**Material:**
^^^^^^^^

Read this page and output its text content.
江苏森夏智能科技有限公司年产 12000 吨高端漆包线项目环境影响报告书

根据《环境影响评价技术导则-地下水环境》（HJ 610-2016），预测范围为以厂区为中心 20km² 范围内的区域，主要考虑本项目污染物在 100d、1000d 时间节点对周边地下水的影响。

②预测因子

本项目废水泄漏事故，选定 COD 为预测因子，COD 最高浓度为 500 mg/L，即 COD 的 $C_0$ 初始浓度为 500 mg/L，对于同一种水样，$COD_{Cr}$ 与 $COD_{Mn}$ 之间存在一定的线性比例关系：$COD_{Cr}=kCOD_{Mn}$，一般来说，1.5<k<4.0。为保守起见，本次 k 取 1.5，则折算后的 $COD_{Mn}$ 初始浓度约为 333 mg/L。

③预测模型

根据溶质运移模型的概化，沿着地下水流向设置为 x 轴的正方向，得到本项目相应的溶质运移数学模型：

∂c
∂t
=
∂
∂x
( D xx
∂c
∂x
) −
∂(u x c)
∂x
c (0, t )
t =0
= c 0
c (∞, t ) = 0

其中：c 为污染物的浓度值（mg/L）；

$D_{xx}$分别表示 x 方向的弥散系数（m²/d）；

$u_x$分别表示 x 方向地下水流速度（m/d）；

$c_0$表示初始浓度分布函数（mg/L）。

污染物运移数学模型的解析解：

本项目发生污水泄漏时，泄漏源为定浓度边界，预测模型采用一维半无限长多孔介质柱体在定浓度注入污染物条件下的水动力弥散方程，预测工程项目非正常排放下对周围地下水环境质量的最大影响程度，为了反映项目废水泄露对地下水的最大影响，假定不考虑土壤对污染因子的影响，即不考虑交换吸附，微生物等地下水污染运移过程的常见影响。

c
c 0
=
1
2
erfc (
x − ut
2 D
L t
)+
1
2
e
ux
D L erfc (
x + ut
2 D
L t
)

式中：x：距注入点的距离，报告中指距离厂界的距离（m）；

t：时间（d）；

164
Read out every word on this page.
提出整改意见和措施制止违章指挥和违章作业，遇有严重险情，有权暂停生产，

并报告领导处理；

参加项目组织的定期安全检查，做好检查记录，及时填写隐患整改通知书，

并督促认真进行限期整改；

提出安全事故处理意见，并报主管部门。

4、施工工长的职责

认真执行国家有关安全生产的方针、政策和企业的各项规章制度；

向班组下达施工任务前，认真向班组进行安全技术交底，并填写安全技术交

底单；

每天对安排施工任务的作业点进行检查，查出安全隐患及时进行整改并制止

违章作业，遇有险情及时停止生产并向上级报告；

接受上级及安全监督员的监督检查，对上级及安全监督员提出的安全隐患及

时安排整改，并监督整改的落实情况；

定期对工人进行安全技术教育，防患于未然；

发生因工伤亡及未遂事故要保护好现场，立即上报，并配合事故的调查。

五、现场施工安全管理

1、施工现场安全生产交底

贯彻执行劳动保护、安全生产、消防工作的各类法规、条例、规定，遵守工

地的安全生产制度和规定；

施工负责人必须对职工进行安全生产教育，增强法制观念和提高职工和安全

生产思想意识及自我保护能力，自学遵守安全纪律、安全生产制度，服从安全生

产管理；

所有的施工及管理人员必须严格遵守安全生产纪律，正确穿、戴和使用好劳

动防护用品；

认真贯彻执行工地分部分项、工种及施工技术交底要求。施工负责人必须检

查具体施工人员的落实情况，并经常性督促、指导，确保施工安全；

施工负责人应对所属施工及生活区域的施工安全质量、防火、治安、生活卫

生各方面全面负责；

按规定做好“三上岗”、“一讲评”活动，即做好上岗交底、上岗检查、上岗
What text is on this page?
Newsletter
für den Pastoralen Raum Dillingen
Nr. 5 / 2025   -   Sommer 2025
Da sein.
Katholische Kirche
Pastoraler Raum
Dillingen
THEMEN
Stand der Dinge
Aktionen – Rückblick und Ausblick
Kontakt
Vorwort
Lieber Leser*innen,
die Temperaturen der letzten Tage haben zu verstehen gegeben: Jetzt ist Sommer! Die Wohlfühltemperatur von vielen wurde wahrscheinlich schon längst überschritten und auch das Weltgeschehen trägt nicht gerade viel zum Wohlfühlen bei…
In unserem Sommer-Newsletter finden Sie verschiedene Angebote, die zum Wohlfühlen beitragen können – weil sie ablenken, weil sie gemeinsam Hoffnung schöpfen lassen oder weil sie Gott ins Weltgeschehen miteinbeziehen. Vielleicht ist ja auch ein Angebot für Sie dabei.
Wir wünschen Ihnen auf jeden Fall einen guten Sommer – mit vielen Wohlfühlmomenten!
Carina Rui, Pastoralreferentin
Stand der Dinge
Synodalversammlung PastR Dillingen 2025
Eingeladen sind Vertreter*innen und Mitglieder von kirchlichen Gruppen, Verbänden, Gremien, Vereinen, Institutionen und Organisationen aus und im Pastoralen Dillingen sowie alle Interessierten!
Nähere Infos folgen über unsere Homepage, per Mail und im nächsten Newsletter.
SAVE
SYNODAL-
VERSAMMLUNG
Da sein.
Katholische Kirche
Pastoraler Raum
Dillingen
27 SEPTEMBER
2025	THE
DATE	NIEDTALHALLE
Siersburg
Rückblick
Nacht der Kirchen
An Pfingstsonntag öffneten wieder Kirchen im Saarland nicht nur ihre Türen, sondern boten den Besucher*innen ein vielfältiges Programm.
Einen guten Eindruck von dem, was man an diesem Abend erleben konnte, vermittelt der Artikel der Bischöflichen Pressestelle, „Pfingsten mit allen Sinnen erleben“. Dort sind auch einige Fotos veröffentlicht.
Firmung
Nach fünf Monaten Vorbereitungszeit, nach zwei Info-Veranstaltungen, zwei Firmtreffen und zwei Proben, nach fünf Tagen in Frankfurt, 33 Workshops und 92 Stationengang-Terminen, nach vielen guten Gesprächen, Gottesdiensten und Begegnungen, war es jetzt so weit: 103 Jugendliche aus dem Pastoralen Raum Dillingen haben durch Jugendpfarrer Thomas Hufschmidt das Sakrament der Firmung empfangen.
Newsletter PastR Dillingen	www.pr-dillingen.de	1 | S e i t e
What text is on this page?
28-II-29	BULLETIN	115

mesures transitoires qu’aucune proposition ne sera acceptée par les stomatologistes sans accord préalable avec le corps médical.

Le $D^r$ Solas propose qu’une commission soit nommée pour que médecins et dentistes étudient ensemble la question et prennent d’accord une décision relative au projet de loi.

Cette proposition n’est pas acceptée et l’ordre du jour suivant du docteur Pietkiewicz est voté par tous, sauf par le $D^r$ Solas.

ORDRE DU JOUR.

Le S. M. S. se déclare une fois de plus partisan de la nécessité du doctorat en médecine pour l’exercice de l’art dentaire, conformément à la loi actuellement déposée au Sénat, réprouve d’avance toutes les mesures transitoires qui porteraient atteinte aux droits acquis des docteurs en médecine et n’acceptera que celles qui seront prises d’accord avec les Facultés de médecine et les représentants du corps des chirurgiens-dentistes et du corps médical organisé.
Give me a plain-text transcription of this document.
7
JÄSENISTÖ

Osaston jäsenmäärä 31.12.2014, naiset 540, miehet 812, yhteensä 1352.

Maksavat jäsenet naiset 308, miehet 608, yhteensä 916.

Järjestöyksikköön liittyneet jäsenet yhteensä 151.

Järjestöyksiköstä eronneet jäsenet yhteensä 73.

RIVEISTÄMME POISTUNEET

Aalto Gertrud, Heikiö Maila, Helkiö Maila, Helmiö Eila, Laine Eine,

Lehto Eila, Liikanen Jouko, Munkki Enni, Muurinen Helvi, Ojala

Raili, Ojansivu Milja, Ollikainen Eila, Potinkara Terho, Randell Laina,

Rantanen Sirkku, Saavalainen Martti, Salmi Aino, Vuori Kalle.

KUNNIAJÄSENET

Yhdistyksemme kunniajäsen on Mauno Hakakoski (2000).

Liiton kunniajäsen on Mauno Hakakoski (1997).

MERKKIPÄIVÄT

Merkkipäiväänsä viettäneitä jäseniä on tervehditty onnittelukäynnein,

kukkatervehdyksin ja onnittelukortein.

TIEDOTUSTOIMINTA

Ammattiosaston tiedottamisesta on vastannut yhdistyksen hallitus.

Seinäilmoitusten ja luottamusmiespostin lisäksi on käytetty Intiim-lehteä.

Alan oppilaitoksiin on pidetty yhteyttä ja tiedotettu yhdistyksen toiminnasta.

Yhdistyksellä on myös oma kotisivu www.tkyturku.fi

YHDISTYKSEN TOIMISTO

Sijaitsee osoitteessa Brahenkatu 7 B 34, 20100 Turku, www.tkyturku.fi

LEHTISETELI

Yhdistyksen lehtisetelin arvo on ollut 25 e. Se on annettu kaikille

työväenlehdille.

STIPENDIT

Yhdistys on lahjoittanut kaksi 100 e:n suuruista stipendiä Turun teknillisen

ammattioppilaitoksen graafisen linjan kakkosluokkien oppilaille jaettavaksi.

^^^^^^^^

**Task goal:**
Extract each line holding the string "miehet".

**Result for this exercise:**
Osaston jäsenmäärä 31.12.2014, naiset 540, miehet 812, yhteensä 1352.
Maksavat jäsenet naiset 308, miehet 608, yhteensä 916.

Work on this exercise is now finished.